AIM OF THE TASK:
Among the following entries, count the lines that contain "name" and report only the result.

RECORDS FOR THE TASK:
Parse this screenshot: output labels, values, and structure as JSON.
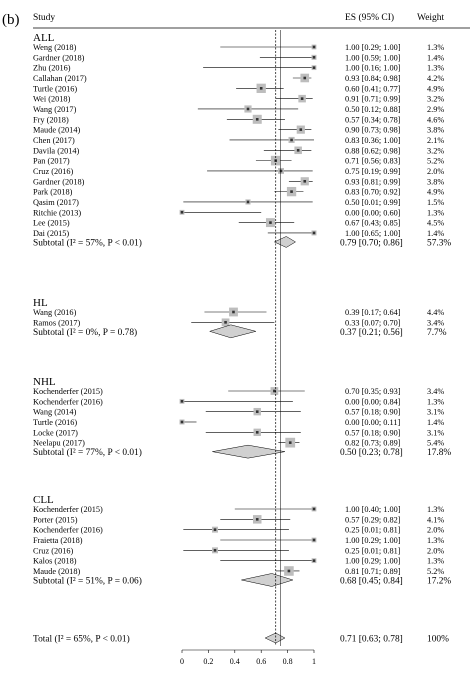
{
  "panel_label": "(b)",
  "header": {
    "study": "Study",
    "es": "ES (95% CI)",
    "weight": "Weight"
  },
  "chart_data": {
    "type": "forest",
    "xlim": [
      0,
      1
    ],
    "xticks": [
      "0",
      "0.2",
      "0.4",
      "0.6",
      "0.8",
      "1"
    ],
    "tick_values": [
      0,
      0.2,
      0.4,
      0.6,
      0.8,
      1
    ],
    "overall_line": 0.71,
    "groups": [
      {
        "name": "ALL",
        "studies": [
          {
            "label": "Weng (2018)",
            "es": 1.0,
            "lo": 0.29,
            "hi": 1.0,
            "es_text": "1.00 [0.29; 1.00]",
            "weight": "1.3%"
          },
          {
            "label": "Gardner (2018)",
            "es": 1.0,
            "lo": 0.59,
            "hi": 1.0,
            "es_text": "1.00 [0.59; 1.00]",
            "weight": "1.4%"
          },
          {
            "label": "Zhu (2016)",
            "es": 1.0,
            "lo": 0.16,
            "hi": 1.0,
            "es_text": "1.00 [0.16; 1.00]",
            "weight": "1.3%"
          },
          {
            "label": "Callahan (2017)",
            "es": 0.93,
            "lo": 0.84,
            "hi": 0.98,
            "es_text": "0.93 [0.84; 0.98]",
            "weight": "4.2%"
          },
          {
            "label": "Turtle (2016)",
            "es": 0.6,
            "lo": 0.41,
            "hi": 0.77,
            "es_text": "0.60 [0.41; 0.77]",
            "weight": "4.9%"
          },
          {
            "label": "Wei (2018)",
            "es": 0.91,
            "lo": 0.71,
            "hi": 0.99,
            "es_text": "0.91 [0.71; 0.99]",
            "weight": "3.2%"
          },
          {
            "label": "Wang (2017)",
            "es": 0.5,
            "lo": 0.12,
            "hi": 0.88,
            "es_text": "0.50 [0.12; 0.88]",
            "weight": "2.9%"
          },
          {
            "label": "Fry (2018)",
            "es": 0.57,
            "lo": 0.34,
            "hi": 0.78,
            "es_text": "0.57 [0.34; 0.78]",
            "weight": "4.6%"
          },
          {
            "label": "Maude (2014)",
            "es": 0.9,
            "lo": 0.73,
            "hi": 0.98,
            "es_text": "0.90 [0.73; 0.98]",
            "weight": "3.8%"
          },
          {
            "label": "Chen (2017)",
            "es": 0.83,
            "lo": 0.36,
            "hi": 1.0,
            "es_text": "0.83 [0.36; 1.00]",
            "weight": "2.1%"
          },
          {
            "label": "Davila (2014)",
            "es": 0.88,
            "lo": 0.62,
            "hi": 0.98,
            "es_text": "0.88 [0.62; 0.98]",
            "weight": "3.2%"
          },
          {
            "label": "Pan (2017)",
            "es": 0.71,
            "lo": 0.56,
            "hi": 0.83,
            "es_text": "0.71 [0.56; 0.83]",
            "weight": "5.2%"
          },
          {
            "label": "Cruz (2016)",
            "es": 0.75,
            "lo": 0.19,
            "hi": 0.99,
            "es_text": "0.75 [0.19; 0.99]",
            "weight": "2.0%"
          },
          {
            "label": "Gardner (2018)",
            "es": 0.93,
            "lo": 0.81,
            "hi": 0.99,
            "es_text": "0.93 [0.81; 0.99]",
            "weight": "3.8%"
          },
          {
            "label": "Park (2018)",
            "es": 0.83,
            "lo": 0.7,
            "hi": 0.92,
            "es_text": "0.83 [0.70; 0.92]",
            "weight": "4.9%"
          },
          {
            "label": "Qasim (2017)",
            "es": 0.5,
            "lo": 0.01,
            "hi": 0.99,
            "es_text": "0.50 [0.01; 0.99]",
            "weight": "1.5%"
          },
          {
            "label": "Ritchie (2013)",
            "es": 0.0,
            "lo": 0.0,
            "hi": 0.6,
            "es_text": "0.00 [0.00; 0.60]",
            "weight": "1.3%"
          },
          {
            "label": "Lee (2015)",
            "es": 0.67,
            "lo": 0.43,
            "hi": 0.85,
            "es_text": "0.67 [0.43; 0.85]",
            "weight": "4.5%"
          },
          {
            "label": "Dai (2015)",
            "es": 1.0,
            "lo": 0.65,
            "hi": 1.0,
            "es_text": "1.00 [0.65; 1.00]",
            "weight": "1.4%"
          }
        ],
        "subtotal": {
          "label": "Subtotal (I² = 57%, P < 0.01)",
          "es": 0.79,
          "lo": 0.7,
          "hi": 0.86,
          "es_text": "0.79 [0.70; 0.86]",
          "weight": "57.3%"
        }
      },
      {
        "name": "HL",
        "studies": [
          {
            "label": "Wang (2016)",
            "es": 0.39,
            "lo": 0.17,
            "hi": 0.64,
            "es_text": "0.39 [0.17; 0.64]",
            "weight": "4.4%"
          },
          {
            "label": "Ramos (2017)",
            "es": 0.33,
            "lo": 0.07,
            "hi": 0.7,
            "es_text": "0.33 [0.07; 0.70]",
            "weight": "3.4%"
          }
        ],
        "subtotal": {
          "label": "Subtotal (I² = 0%, P = 0.78)",
          "es": 0.37,
          "lo": 0.21,
          "hi": 0.56,
          "es_text": "0.37 [0.21; 0.56]",
          "weight": "7.7%"
        }
      },
      {
        "name": "NHL",
        "studies": [
          {
            "label": "Kochenderfer (2015)",
            "es": 0.7,
            "lo": 0.35,
            "hi": 0.93,
            "es_text": "0.70 [0.35; 0.93]",
            "weight": "3.4%"
          },
          {
            "label": "Kochenderfer (2016)",
            "es": 0.0,
            "lo": 0.0,
            "hi": 0.84,
            "es_text": "0.00 [0.00; 0.84]",
            "weight": "1.3%"
          },
          {
            "label": "Wang (2014)",
            "es": 0.57,
            "lo": 0.18,
            "hi": 0.9,
            "es_text": "0.57 [0.18; 0.90]",
            "weight": "3.1%"
          },
          {
            "label": "Turtle (2016)",
            "es": 0.0,
            "lo": 0.0,
            "hi": 0.11,
            "es_text": "0.00 [0.00; 0.11]",
            "weight": "1.4%"
          },
          {
            "label": "Locke (2017)",
            "es": 0.57,
            "lo": 0.18,
            "hi": 0.9,
            "es_text": "0.57 [0.18; 0.90]",
            "weight": "3.1%"
          },
          {
            "label": "Neelapu (2017)",
            "es": 0.82,
            "lo": 0.73,
            "hi": 0.89,
            "es_text": "0.82 [0.73; 0.89]",
            "weight": "5.4%"
          }
        ],
        "subtotal": {
          "label": "Subtotal (I² = 77%, P < 0.01)",
          "es": 0.5,
          "lo": 0.23,
          "hi": 0.78,
          "es_text": "0.50 [0.23; 0.78]",
          "weight": "17.8%"
        }
      },
      {
        "name": "CLL",
        "studies": [
          {
            "label": "Kochenderfer (2015)",
            "es": 1.0,
            "lo": 0.4,
            "hi": 1.0,
            "es_text": "1.00 [0.40; 1.00]",
            "weight": "1.3%"
          },
          {
            "label": "Porter (2015)",
            "es": 0.57,
            "lo": 0.29,
            "hi": 0.82,
            "es_text": "0.57 [0.29; 0.82]",
            "weight": "4.1%"
          },
          {
            "label": "Kochenderfer (2016)",
            "es": 0.25,
            "lo": 0.01,
            "hi": 0.81,
            "es_text": "0.25 [0.01; 0.81]",
            "weight": "2.0%"
          },
          {
            "label": "Fraietta (2018)",
            "es": 1.0,
            "lo": 0.29,
            "hi": 1.0,
            "es_text": "1.00 [0.29; 1.00]",
            "weight": "1.3%"
          },
          {
            "label": "Cruz (2016)",
            "es": 0.25,
            "lo": 0.01,
            "hi": 0.81,
            "es_text": "0.25 [0.01; 0.81]",
            "weight": "2.0%"
          },
          {
            "label": "Kalos (2018)",
            "es": 1.0,
            "lo": 0.29,
            "hi": 1.0,
            "es_text": "1.00 [0.29; 1.00]",
            "weight": "1.3%"
          },
          {
            "label": "Maude (2018)",
            "es": 0.81,
            "lo": 0.71,
            "hi": 0.89,
            "es_text": "0.81 [0.71; 0.89]",
            "weight": "5.2%"
          }
        ],
        "subtotal": {
          "label": "Subtotal (I² = 51%, P = 0.06)",
          "es": 0.68,
          "lo": 0.45,
          "hi": 0.84,
          "es_text": "0.68 [0.45; 0.84]",
          "weight": "17.2%"
        }
      }
    ],
    "total": {
      "label": "Total (I² = 65%, P < 0.01)",
      "es": 0.71,
      "lo": 0.63,
      "hi": 0.78,
      "es_text": "0.71 [0.63; 0.78]",
      "weight": "100%"
    }
  }
}
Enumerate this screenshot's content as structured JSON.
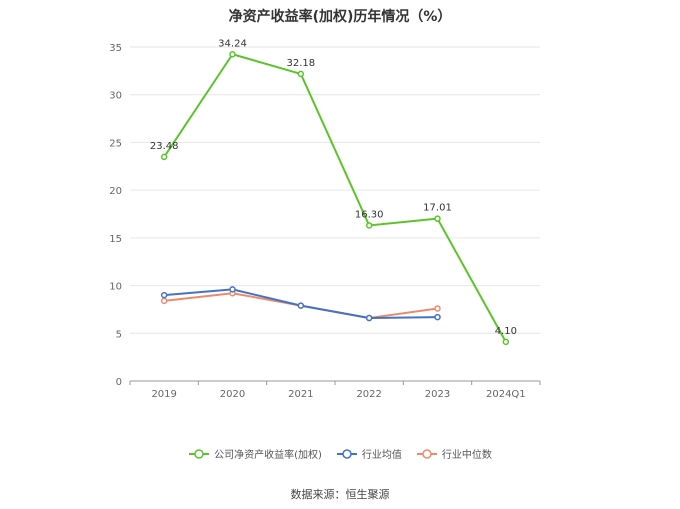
{
  "chart_data": {
    "type": "line",
    "title": "净资产收益率(加权)历年情况（%）",
    "categories": [
      "2019",
      "2020",
      "2021",
      "2022",
      "2023",
      "2024Q1"
    ],
    "y_ticks": [
      "0",
      "5",
      "10",
      "15",
      "20",
      "25",
      "30",
      "35"
    ],
    "ylim": [
      0,
      35
    ],
    "grid": true,
    "legend_position": "bottom",
    "series": [
      {
        "name": "公司净资产收益率(加权)",
        "color": "#5cc42a",
        "values": [
          23.48,
          34.24,
          32.18,
          16.3,
          17.01,
          4.1
        ],
        "labels": [
          "23.48",
          "34.24",
          "32.18",
          "16.30",
          "17.01",
          "4.10"
        ]
      },
      {
        "name": "行业均值",
        "color": "#4472c4",
        "values": [
          9.0,
          9.6,
          7.9,
          6.6,
          6.7,
          null
        ]
      },
      {
        "name": "行业中位数",
        "color": "#ed8a6d",
        "values": [
          8.4,
          9.2,
          7.9,
          6.6,
          7.6,
          null
        ]
      }
    ]
  },
  "source": "数据来源：恒生聚源"
}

TASK RESULT:
7